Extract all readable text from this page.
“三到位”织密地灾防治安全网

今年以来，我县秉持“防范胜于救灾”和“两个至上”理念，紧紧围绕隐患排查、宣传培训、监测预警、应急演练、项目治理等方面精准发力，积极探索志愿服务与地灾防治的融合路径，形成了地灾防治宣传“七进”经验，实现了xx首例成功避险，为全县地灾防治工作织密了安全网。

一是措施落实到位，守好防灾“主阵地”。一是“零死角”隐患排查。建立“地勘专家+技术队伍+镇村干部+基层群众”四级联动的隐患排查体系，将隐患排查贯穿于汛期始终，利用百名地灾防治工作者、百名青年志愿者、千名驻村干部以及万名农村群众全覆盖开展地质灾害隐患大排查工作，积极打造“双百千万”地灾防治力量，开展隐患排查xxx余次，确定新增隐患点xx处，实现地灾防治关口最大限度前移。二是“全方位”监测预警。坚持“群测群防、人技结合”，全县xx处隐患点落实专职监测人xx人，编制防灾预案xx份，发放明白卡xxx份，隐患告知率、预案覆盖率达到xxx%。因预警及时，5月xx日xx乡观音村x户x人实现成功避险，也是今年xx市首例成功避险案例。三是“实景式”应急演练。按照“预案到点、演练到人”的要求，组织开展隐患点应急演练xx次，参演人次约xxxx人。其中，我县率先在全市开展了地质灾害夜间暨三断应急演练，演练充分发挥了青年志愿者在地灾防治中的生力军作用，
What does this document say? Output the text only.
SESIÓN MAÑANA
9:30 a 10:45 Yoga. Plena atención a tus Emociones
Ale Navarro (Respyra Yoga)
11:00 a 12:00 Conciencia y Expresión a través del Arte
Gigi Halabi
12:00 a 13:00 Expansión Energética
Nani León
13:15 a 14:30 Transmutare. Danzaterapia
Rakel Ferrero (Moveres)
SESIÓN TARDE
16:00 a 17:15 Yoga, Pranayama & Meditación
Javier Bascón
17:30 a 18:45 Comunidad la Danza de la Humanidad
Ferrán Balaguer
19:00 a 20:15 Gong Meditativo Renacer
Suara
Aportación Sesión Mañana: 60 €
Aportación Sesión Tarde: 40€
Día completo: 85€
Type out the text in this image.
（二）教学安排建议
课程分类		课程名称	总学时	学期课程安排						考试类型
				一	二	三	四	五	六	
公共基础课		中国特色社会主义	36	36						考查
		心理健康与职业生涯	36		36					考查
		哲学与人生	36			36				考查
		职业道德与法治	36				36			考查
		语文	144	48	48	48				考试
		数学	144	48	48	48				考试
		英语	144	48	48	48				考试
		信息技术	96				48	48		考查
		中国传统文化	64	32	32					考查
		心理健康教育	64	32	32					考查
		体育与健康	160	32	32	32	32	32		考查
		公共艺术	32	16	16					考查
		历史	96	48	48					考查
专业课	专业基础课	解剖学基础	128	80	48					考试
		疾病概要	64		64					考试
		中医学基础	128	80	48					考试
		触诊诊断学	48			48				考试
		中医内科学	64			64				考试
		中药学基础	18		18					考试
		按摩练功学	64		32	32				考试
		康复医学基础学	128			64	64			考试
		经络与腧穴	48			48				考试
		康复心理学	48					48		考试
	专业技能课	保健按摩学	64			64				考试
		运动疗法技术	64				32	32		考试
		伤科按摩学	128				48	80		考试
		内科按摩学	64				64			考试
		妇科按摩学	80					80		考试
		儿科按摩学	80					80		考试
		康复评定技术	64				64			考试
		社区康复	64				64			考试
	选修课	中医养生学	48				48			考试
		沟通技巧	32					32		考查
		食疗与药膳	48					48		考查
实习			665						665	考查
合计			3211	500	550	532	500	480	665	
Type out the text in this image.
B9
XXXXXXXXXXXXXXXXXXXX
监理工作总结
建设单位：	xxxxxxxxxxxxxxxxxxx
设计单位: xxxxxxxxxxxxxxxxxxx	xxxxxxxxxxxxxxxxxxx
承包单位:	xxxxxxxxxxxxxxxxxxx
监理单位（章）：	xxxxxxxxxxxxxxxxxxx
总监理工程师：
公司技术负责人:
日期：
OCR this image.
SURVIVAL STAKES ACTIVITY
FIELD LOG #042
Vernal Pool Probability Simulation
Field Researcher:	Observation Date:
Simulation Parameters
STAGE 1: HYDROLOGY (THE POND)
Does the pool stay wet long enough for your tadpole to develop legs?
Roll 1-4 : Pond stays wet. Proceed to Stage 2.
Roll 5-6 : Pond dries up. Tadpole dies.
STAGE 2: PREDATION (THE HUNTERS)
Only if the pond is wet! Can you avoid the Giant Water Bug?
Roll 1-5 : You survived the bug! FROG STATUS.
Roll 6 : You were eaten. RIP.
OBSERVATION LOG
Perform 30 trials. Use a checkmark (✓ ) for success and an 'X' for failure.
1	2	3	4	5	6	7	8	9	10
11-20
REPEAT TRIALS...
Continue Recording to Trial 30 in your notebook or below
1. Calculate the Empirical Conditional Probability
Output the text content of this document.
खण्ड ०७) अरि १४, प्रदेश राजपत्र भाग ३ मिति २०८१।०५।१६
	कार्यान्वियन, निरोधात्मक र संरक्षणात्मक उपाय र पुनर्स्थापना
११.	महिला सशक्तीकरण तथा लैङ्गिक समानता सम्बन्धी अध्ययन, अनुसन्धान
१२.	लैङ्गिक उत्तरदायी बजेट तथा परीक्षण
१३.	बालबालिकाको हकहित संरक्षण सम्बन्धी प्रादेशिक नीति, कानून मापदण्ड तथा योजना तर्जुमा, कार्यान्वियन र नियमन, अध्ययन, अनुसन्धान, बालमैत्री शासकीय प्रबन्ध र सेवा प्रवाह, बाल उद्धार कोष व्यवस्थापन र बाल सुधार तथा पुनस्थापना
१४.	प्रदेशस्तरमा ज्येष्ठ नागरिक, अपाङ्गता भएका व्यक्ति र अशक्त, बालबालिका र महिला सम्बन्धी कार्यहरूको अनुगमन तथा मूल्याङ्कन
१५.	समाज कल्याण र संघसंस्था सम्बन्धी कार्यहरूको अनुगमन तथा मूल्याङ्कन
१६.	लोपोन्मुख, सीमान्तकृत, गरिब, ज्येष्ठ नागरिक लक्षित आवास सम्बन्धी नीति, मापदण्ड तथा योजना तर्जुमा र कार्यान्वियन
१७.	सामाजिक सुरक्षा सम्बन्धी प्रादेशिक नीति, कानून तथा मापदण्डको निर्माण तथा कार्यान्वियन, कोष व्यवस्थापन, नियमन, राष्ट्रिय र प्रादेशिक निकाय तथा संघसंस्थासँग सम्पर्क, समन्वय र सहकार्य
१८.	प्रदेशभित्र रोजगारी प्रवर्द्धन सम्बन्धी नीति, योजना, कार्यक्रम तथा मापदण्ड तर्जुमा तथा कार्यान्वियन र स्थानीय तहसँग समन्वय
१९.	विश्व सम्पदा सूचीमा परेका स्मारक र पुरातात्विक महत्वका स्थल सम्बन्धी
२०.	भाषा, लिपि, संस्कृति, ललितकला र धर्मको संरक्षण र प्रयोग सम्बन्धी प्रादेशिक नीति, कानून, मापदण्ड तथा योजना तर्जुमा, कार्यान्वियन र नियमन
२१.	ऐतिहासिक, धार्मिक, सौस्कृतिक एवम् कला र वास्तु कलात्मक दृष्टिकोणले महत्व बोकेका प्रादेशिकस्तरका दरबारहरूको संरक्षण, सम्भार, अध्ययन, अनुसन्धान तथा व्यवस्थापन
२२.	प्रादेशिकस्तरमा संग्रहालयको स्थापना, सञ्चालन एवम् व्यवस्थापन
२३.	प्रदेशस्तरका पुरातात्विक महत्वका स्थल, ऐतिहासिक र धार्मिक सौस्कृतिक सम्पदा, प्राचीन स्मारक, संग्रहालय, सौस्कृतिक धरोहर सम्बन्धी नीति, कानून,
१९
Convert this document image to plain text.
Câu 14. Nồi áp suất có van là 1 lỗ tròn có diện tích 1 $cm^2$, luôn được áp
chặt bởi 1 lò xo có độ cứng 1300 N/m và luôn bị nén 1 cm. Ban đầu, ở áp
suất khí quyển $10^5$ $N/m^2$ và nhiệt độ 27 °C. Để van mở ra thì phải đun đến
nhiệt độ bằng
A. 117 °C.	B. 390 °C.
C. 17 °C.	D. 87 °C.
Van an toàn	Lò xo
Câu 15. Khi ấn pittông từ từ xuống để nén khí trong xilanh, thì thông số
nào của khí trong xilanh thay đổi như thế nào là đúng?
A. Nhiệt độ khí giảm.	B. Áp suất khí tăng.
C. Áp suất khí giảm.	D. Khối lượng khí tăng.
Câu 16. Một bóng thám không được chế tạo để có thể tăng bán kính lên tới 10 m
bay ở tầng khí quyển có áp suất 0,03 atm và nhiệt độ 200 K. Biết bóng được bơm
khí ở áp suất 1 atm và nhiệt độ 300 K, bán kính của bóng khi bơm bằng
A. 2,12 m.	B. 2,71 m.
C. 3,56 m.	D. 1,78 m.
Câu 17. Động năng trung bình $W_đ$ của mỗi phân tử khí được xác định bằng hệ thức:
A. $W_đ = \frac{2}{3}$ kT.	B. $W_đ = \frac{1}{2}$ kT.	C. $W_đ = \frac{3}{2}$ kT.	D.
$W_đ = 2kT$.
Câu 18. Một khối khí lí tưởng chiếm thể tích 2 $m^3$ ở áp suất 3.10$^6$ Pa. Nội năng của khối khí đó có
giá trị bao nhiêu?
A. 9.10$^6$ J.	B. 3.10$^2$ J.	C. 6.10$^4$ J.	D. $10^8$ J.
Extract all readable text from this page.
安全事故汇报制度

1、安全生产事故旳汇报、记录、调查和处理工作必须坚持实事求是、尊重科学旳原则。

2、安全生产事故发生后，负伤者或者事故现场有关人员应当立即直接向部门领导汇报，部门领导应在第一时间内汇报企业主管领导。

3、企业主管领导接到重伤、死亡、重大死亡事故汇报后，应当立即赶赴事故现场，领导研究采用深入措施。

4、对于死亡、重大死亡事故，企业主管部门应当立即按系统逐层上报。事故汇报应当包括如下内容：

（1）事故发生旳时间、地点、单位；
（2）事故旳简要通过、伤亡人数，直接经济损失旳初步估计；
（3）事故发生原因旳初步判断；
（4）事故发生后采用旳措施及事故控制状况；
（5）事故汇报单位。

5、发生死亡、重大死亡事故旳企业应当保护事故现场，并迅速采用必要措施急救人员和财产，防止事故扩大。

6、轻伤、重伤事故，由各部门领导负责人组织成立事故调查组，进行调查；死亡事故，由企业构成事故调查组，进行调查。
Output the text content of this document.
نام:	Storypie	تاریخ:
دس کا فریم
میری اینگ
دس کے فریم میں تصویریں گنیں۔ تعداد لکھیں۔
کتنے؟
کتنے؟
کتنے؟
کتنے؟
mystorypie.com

================================

**Set task:**
Copy every line above in which the string "bóng" shows up.

**Solved exercise:**
Câu 16. Một bóng thám không được chế tạo để có thể tăng bán kính lên tới 10 m
bay ở tầng khí quyển có áp suất 0,03 atm và nhiệt độ 200 K. Biết bóng được bơm
khí ở áp suất 1 atm và nhiệt độ 300 K, bán kính của bóng khi bơm bằng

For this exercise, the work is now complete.